[SET EXERCISE]: Return the material below in full and exactly.

[RECORD SET]:
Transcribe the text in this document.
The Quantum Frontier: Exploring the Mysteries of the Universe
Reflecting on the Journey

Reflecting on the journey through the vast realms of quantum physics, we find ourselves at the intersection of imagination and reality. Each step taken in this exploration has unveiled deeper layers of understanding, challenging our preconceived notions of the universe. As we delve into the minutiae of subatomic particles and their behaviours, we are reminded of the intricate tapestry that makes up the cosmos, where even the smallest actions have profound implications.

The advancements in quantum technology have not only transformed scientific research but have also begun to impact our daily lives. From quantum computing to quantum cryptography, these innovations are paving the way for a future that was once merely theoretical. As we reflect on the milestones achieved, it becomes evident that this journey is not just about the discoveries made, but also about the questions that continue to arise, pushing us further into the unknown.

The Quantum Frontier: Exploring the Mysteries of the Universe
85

[RESPONSE TO THE EXERCISE]:
Transcribe the text in this document.
The Quantum Frontier: Exploring the Mysteries of the Universe
Reflecting on the Journey

Reflecting on the journey through the vast realms of quantum physics, we find ourselves at the intersection of imagination and reality. Each step taken in this exploration has unveiled deeper layers of understanding, challenging our preconceived notions of the universe. As we delve into the minutiae of subatomic particles and their behaviours, we are reminded of the intricate tapestry that makes up the cosmos, where even the smallest actions have profound implications.

The advancements in quantum technology have not only transformed scientific research but have also begun to impact our daily lives. From quantum computing to quantum cryptography, these innovations are paving the way for a future that was once merely theoretical. As we reflect on the milestones achieved, it becomes evident that this journey is not just about the discoveries made, but also about the questions that continue to arise, pushing us further into the unknown.

The Quantum Frontier: Exploring the Mysteries of the Universe
85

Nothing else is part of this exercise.